**Recorded information**.

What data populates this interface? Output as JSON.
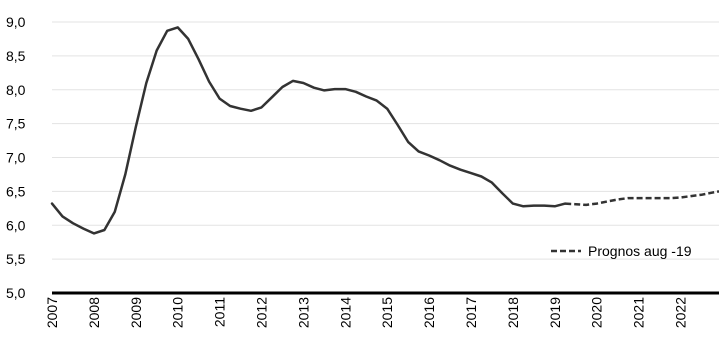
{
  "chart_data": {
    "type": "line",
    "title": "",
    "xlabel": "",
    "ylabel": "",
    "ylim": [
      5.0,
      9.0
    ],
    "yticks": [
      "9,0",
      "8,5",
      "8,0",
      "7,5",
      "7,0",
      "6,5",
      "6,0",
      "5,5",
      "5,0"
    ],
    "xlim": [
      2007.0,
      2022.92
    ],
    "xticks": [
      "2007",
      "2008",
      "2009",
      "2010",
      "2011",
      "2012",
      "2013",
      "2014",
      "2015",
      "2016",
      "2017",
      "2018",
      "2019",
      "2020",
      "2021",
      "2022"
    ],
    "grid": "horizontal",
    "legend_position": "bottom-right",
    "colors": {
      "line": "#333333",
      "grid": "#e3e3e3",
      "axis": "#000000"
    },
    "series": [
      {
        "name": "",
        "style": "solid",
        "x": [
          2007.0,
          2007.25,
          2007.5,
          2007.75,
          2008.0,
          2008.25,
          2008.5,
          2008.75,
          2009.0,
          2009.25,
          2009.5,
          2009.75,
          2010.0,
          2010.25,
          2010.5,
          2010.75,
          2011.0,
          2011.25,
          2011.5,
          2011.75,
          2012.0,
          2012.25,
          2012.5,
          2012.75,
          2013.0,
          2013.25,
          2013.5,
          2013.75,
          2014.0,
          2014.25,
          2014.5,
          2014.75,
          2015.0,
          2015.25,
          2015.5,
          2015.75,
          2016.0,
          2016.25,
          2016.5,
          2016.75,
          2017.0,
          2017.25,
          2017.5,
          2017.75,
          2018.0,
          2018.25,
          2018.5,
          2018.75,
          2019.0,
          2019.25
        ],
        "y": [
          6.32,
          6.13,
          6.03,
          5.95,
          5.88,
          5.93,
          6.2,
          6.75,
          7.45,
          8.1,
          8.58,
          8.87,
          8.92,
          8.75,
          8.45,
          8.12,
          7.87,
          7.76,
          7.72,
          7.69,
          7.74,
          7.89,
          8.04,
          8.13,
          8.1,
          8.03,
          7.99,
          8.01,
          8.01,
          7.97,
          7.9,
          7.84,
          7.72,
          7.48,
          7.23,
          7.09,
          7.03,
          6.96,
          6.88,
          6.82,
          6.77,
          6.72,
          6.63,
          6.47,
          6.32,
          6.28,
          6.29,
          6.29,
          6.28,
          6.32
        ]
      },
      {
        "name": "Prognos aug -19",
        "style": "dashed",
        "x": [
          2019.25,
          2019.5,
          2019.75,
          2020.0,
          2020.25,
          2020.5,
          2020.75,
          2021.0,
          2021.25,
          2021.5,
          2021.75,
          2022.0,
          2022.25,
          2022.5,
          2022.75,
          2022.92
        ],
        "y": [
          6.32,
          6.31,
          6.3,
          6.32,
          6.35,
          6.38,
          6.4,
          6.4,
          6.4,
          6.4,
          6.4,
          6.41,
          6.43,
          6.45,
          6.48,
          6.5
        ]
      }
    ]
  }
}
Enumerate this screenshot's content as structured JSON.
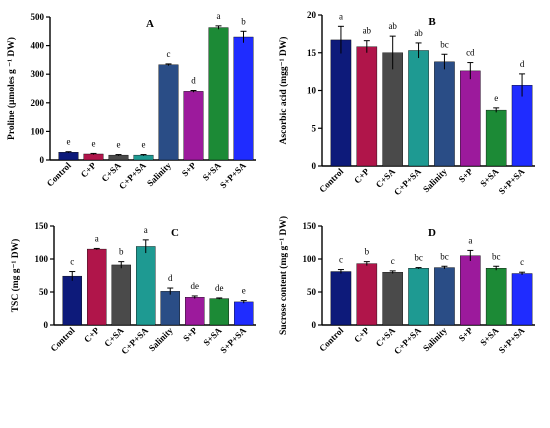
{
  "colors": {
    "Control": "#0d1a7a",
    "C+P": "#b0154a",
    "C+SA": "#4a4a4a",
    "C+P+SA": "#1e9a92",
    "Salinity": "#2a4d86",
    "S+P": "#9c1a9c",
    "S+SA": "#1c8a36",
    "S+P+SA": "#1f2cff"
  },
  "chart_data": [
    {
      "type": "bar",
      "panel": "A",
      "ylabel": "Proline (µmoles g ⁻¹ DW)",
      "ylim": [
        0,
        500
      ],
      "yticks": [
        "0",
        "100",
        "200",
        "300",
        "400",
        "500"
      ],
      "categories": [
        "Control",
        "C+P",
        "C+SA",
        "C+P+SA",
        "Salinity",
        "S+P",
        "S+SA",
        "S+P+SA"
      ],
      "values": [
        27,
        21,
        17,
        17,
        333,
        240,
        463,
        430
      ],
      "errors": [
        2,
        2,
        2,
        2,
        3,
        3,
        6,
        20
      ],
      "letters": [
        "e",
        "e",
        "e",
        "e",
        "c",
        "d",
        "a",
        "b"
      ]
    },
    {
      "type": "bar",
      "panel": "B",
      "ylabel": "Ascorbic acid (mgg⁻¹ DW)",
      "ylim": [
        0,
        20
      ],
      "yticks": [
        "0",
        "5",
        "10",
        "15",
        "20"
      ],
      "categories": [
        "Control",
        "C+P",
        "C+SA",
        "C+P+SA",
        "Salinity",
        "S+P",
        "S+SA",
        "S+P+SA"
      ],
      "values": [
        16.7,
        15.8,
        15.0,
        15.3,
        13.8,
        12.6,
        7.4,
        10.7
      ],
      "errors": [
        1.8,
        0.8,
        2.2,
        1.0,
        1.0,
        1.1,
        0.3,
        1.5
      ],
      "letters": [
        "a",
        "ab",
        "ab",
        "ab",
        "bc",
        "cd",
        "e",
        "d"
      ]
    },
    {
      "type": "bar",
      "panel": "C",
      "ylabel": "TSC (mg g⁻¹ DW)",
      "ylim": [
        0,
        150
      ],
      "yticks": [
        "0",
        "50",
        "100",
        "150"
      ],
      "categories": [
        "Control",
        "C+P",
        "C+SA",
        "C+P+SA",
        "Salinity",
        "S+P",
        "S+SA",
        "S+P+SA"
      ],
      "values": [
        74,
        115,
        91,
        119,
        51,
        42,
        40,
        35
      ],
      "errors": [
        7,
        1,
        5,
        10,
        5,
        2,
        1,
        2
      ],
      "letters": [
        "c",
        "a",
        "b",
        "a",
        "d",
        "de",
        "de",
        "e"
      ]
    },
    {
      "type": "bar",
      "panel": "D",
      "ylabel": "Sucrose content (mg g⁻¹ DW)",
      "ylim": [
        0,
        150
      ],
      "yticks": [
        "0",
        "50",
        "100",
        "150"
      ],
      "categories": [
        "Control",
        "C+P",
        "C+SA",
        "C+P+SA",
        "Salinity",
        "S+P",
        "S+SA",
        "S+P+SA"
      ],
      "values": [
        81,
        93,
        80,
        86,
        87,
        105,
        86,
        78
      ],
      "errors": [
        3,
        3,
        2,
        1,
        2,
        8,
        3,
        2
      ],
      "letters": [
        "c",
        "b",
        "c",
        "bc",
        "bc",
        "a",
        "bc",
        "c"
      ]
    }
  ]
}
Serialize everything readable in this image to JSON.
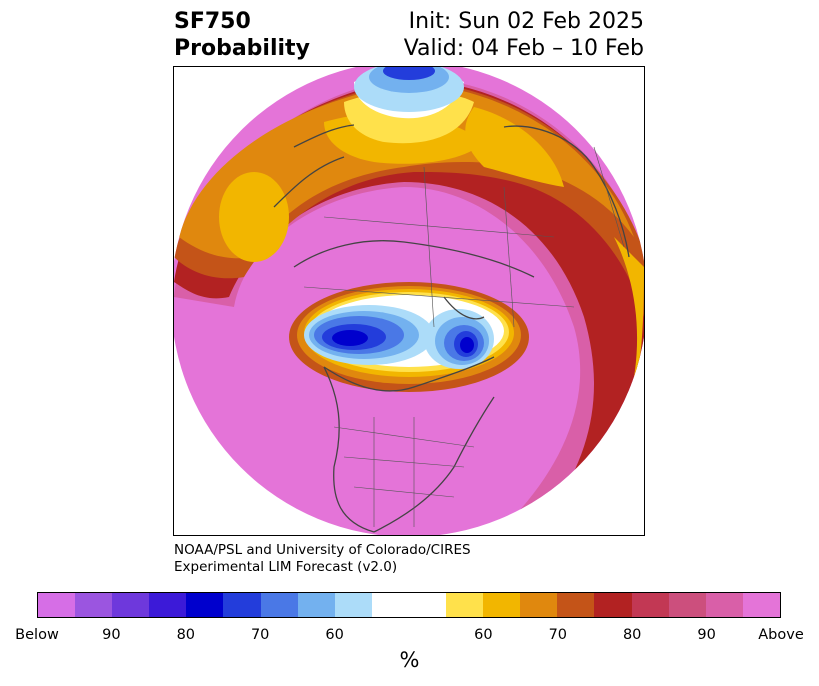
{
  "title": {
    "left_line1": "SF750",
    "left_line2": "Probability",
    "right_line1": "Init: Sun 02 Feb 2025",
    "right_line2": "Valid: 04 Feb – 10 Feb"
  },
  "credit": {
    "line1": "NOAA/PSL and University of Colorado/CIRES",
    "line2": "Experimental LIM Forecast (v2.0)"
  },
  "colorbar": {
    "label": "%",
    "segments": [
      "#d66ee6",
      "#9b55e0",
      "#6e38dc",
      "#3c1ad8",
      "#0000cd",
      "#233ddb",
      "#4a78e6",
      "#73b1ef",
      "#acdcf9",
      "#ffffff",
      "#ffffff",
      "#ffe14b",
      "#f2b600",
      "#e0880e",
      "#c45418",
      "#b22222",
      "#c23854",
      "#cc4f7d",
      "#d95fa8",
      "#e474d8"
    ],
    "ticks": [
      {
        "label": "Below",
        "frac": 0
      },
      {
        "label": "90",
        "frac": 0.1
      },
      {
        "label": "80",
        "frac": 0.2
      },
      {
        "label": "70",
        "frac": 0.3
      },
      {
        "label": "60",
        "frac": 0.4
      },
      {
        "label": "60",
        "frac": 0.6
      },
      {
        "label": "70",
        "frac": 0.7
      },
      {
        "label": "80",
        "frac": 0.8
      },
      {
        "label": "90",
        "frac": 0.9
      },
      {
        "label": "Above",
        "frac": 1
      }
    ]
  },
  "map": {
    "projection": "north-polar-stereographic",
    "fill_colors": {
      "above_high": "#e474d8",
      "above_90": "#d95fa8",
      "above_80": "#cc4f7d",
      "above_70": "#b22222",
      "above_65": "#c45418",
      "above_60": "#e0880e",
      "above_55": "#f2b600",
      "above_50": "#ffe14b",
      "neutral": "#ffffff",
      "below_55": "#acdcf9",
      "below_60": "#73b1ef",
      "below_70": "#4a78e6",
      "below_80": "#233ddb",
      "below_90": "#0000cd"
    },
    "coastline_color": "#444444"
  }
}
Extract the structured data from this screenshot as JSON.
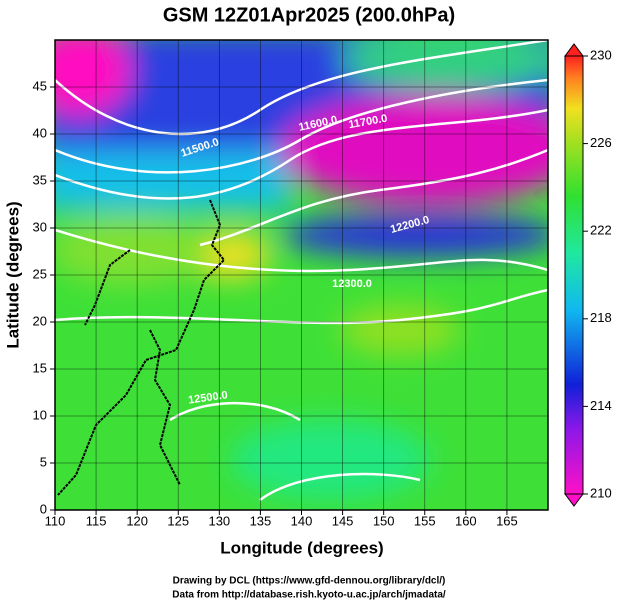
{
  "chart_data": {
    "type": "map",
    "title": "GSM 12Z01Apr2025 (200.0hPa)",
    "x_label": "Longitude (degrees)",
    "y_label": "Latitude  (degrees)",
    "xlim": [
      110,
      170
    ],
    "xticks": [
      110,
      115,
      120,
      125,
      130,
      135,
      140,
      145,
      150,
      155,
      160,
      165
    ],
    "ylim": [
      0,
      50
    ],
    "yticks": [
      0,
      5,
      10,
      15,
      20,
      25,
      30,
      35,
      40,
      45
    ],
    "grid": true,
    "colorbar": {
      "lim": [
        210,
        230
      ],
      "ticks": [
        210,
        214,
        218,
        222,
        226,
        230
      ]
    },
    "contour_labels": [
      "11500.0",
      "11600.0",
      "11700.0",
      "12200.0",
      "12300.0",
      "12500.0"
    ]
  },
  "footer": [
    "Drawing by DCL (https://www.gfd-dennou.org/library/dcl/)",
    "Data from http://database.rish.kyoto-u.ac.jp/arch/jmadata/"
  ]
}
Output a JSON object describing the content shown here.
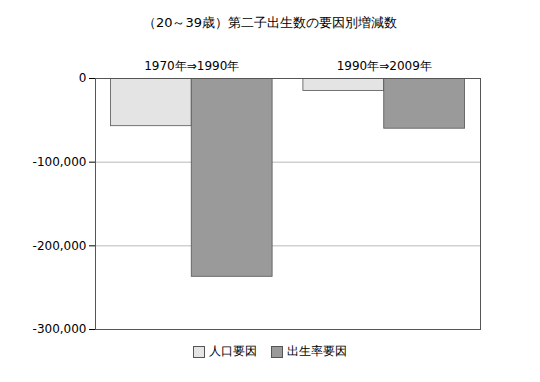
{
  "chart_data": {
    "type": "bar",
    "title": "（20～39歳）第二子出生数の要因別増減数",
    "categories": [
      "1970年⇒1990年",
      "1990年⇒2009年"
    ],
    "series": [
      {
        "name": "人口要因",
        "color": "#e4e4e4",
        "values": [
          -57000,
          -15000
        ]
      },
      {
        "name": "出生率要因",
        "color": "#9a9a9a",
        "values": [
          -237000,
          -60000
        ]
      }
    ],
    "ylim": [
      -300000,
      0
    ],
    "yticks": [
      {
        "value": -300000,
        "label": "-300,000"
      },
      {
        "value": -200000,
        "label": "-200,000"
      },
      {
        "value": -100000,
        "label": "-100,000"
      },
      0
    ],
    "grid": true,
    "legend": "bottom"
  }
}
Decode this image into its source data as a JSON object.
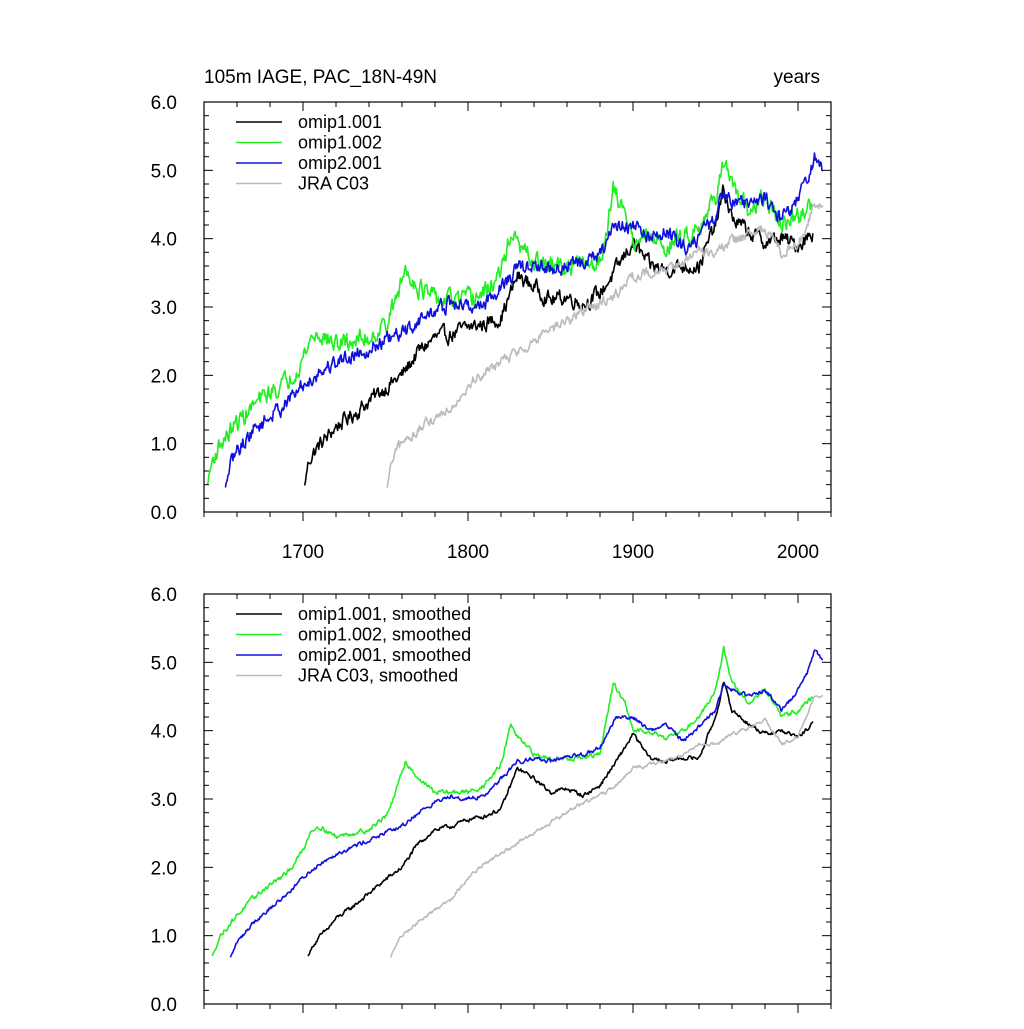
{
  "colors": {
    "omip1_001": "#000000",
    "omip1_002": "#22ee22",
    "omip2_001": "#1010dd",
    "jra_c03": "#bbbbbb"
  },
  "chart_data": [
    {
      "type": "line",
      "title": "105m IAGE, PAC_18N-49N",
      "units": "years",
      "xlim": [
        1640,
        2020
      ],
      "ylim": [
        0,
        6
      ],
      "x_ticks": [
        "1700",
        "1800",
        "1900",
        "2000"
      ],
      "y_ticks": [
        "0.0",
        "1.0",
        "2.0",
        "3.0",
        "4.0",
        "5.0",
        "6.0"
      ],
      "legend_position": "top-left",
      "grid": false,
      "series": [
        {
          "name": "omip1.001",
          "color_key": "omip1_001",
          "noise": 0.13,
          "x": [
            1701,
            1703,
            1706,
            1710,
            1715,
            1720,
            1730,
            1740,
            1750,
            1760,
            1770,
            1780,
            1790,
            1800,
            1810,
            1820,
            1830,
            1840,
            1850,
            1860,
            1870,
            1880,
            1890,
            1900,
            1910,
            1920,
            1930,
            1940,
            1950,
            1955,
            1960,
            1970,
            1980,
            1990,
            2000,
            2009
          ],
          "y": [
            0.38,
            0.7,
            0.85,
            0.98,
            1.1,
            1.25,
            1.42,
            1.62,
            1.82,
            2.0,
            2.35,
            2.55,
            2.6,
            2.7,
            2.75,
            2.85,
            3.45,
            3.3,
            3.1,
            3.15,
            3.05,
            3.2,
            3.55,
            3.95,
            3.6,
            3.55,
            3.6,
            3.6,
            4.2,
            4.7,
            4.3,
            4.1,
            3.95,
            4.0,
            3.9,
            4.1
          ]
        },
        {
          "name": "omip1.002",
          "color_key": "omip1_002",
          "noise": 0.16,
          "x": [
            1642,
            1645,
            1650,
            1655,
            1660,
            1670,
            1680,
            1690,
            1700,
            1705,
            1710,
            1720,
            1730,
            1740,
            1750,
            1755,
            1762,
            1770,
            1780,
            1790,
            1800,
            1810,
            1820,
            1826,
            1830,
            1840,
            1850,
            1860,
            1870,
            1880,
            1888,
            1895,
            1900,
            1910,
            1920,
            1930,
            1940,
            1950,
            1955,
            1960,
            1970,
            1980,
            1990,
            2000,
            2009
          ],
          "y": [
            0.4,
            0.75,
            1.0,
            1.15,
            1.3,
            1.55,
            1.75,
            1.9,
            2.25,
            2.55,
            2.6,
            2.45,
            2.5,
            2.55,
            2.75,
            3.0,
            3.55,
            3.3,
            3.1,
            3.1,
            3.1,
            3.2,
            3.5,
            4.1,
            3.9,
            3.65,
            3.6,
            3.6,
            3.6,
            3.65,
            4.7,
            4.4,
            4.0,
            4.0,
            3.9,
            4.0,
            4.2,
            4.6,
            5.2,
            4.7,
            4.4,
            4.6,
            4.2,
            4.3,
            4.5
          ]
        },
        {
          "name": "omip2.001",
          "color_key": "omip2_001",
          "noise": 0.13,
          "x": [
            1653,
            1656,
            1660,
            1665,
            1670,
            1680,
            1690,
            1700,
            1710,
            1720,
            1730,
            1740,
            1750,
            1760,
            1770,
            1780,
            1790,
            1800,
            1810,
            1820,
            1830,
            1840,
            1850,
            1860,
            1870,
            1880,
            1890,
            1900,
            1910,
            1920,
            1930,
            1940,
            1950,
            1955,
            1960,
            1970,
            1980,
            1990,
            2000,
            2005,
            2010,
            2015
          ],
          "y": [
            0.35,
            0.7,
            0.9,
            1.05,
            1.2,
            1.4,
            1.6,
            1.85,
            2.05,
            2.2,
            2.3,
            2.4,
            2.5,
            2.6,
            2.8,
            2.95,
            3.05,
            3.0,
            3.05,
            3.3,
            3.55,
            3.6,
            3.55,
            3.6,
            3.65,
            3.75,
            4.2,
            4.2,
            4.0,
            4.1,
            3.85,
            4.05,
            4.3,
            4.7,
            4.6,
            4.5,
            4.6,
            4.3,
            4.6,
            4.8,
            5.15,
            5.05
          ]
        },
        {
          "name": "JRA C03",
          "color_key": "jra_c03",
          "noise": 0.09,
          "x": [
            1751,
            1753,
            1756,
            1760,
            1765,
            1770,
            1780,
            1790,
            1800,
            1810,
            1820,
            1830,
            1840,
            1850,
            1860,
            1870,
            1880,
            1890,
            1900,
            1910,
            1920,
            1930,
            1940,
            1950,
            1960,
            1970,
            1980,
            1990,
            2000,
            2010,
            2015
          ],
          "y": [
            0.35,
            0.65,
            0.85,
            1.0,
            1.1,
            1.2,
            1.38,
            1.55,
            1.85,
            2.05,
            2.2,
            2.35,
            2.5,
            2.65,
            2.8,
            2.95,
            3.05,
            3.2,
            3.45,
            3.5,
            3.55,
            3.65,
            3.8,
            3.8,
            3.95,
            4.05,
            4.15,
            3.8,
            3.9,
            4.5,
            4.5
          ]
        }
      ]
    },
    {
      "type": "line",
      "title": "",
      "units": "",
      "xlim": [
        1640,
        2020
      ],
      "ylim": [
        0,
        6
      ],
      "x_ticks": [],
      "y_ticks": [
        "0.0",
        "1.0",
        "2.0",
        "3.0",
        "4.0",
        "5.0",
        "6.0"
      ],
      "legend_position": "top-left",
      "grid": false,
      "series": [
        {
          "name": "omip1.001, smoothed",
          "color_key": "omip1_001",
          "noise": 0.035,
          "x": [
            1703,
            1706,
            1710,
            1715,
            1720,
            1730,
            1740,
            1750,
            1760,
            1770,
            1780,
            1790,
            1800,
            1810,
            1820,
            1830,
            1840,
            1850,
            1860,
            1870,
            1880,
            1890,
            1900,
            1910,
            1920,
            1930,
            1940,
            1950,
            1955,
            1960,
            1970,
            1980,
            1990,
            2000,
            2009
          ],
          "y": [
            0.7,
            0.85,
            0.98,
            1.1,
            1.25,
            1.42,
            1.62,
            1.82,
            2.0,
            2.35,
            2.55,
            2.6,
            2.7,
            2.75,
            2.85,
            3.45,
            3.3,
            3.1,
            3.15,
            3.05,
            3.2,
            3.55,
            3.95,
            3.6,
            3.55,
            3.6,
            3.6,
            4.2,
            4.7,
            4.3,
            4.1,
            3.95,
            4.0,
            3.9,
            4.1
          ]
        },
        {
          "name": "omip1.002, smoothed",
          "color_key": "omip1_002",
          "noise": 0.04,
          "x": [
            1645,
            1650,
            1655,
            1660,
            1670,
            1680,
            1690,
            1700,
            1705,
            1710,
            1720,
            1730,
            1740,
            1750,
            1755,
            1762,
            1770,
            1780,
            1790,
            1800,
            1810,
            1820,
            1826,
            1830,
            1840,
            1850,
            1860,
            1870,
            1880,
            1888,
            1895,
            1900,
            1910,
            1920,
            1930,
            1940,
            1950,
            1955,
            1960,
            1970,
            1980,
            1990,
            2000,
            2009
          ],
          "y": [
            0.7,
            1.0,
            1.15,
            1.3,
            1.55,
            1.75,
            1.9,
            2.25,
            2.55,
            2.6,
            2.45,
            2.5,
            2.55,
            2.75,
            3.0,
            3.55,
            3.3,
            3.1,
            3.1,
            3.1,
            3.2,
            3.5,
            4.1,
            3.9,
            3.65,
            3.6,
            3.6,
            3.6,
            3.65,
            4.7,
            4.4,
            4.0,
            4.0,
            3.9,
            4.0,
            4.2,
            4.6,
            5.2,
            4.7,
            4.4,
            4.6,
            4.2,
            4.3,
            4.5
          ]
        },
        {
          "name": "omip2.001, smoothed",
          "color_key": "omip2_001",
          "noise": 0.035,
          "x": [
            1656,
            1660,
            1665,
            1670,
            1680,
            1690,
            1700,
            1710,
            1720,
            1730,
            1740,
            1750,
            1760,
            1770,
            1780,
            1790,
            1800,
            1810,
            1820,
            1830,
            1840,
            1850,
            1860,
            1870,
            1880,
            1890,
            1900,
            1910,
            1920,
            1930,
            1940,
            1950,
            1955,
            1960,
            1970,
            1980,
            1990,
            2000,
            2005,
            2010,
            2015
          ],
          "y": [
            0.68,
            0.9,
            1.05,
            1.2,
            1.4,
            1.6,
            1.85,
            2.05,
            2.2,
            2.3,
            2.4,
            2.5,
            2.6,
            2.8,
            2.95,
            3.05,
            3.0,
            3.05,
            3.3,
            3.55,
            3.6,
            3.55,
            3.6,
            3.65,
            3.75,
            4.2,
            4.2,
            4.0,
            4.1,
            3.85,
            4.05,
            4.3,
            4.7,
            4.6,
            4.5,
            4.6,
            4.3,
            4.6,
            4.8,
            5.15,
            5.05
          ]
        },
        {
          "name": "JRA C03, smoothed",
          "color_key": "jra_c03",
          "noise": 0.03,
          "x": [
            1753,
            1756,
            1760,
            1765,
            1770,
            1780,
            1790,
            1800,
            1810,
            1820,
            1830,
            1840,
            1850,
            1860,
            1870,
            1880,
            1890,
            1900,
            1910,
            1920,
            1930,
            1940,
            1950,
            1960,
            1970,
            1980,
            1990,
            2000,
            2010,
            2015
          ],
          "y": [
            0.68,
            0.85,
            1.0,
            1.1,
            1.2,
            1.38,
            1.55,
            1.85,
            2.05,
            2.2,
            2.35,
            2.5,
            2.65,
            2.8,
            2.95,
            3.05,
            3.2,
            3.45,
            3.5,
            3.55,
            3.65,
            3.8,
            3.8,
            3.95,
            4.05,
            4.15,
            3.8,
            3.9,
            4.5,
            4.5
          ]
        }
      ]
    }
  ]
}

**Exercise details**. Read the lines above. Gather those in which the string "Output" is found.

**Final result**.
What data populates this interface? Output as JSON.
Output a JSON object describing the content shown here.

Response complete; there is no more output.